* [JOB]
Single out each line with the word "Spectral" and copy it.

Begin

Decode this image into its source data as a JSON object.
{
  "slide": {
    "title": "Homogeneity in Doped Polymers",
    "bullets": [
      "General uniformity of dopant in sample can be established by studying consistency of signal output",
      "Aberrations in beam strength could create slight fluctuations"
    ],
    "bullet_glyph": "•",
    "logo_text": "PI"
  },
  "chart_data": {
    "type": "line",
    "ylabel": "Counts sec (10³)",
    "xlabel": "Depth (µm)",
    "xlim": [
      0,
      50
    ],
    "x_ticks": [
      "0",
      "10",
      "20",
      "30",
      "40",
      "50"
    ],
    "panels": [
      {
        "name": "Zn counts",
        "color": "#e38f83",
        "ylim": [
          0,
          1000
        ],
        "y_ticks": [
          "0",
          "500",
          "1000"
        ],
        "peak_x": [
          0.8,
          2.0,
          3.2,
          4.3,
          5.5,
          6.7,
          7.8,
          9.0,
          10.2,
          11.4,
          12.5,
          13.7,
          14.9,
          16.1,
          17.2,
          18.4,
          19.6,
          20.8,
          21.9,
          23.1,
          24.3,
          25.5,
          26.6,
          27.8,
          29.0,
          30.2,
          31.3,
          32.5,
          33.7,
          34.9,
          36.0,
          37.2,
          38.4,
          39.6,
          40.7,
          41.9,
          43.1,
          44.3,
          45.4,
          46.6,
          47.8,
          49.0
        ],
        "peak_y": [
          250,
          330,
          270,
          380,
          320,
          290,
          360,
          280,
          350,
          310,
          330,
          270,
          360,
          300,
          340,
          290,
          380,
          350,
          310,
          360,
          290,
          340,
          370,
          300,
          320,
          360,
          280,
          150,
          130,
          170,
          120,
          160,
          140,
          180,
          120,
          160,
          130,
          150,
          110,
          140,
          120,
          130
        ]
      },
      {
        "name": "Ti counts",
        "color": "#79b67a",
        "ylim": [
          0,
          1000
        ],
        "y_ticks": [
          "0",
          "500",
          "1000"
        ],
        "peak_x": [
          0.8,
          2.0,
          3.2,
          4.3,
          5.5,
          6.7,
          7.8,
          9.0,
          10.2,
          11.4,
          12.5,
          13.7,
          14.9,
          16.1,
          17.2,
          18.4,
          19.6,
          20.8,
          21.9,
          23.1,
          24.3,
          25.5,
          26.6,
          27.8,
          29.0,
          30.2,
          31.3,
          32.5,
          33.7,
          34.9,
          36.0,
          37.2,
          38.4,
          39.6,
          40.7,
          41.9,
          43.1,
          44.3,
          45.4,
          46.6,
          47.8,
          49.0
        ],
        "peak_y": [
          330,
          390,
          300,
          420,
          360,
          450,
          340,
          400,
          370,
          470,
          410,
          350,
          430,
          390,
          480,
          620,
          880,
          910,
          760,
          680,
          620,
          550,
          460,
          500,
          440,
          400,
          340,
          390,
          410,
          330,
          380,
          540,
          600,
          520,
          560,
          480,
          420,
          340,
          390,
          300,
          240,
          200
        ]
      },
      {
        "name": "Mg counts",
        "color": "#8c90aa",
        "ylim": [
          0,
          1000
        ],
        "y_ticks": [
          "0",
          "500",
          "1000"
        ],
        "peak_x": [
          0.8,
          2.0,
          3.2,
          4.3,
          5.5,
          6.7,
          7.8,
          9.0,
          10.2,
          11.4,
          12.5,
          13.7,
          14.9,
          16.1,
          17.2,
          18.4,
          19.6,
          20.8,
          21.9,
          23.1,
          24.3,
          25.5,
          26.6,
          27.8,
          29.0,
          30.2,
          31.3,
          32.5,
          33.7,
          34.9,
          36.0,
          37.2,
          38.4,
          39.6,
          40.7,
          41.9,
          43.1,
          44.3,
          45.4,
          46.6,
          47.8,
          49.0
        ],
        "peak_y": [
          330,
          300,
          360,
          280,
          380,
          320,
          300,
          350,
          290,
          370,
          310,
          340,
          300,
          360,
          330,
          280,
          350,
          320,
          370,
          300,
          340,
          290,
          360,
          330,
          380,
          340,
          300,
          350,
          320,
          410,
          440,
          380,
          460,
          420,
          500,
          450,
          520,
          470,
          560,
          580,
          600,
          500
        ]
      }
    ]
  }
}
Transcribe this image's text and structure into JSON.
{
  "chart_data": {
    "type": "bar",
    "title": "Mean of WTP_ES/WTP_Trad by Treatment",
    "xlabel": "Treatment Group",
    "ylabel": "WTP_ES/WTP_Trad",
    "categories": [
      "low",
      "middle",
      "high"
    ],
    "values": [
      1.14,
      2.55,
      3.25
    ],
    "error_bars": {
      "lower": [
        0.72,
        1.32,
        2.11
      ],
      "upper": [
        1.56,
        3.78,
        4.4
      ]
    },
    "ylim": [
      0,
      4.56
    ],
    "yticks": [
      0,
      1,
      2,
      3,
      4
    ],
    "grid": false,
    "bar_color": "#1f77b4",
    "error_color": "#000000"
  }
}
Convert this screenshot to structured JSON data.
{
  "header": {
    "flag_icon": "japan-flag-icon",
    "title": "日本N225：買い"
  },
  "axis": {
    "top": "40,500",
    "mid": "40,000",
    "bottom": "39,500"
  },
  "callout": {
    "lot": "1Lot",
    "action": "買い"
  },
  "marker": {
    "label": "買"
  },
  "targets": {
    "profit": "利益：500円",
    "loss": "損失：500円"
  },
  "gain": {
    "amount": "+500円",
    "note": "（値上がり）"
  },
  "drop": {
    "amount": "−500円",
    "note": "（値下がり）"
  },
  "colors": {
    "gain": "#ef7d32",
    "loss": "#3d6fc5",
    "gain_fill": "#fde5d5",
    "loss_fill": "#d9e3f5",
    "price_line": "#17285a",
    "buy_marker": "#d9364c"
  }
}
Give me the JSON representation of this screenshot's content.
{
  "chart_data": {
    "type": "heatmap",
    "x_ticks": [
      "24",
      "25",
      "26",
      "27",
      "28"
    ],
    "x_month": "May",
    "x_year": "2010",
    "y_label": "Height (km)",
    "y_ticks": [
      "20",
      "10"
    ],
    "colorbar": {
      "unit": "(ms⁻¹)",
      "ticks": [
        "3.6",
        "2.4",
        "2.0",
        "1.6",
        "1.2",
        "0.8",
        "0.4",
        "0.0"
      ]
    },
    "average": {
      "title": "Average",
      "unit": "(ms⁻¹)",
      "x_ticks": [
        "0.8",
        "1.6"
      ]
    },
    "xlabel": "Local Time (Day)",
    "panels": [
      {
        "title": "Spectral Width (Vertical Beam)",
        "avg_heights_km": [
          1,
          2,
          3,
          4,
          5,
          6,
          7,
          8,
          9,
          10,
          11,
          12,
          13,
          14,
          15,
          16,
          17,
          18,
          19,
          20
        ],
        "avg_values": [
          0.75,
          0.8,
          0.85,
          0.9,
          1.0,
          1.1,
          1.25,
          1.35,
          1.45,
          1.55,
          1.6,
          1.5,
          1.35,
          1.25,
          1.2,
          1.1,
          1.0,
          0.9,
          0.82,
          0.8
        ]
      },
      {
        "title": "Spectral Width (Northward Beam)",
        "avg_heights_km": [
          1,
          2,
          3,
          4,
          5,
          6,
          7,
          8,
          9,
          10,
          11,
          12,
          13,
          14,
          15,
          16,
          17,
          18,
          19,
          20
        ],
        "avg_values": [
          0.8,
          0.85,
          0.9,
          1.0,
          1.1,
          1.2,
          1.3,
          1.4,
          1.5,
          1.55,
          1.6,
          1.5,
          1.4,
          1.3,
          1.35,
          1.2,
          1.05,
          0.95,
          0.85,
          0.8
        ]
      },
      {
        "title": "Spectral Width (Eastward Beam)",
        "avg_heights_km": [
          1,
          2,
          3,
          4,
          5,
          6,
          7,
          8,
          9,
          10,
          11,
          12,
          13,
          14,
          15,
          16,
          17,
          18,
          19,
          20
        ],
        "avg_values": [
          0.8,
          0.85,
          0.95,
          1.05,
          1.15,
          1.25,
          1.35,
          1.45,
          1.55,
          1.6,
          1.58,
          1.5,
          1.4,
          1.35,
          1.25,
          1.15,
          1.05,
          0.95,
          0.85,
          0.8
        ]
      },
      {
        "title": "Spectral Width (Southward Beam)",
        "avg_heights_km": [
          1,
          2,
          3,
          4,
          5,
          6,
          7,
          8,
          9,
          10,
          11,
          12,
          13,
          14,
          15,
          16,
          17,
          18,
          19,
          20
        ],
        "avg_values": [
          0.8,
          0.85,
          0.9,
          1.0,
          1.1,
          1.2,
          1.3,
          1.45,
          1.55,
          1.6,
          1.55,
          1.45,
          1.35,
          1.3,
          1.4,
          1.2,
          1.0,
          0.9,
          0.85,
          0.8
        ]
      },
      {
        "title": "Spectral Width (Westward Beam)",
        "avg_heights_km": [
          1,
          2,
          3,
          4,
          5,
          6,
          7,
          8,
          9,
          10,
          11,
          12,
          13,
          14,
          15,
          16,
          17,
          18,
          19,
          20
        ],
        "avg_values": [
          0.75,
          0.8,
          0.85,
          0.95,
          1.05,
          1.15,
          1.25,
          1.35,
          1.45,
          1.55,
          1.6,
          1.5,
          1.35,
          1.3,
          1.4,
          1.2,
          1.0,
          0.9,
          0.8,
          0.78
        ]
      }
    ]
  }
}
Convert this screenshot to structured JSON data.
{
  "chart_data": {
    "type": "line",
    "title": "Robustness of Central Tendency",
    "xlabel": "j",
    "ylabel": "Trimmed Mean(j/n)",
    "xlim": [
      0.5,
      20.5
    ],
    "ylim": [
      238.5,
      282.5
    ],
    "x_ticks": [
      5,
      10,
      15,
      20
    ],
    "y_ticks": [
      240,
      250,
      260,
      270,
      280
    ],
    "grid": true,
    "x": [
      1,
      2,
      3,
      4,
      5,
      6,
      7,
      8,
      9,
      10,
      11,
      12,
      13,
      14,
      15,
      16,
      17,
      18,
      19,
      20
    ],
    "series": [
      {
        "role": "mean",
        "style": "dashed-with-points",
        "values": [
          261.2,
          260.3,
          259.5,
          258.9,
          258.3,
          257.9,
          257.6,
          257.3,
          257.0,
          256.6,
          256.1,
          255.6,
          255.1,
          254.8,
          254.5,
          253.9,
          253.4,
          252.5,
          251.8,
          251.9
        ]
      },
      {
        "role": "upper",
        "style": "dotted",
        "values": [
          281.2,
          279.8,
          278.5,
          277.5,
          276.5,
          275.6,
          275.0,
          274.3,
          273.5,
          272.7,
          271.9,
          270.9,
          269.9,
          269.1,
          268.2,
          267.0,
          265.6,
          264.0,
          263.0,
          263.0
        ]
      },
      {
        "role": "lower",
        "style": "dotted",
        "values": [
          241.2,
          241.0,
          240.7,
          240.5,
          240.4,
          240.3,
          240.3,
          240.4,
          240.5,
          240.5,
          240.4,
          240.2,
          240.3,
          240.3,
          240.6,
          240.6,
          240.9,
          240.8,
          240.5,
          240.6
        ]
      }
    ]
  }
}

End

* [REPLY TO THE TASK]
        "title": "Spectral Width (Vertical Beam)",
        "title": "Spectral Width (Northward Beam)",
        "title": "Spectral Width (Eastward Beam)",
        "title": "Spectral Width (Southward Beam)",
        "title": "Spectral Width (Westward Beam)",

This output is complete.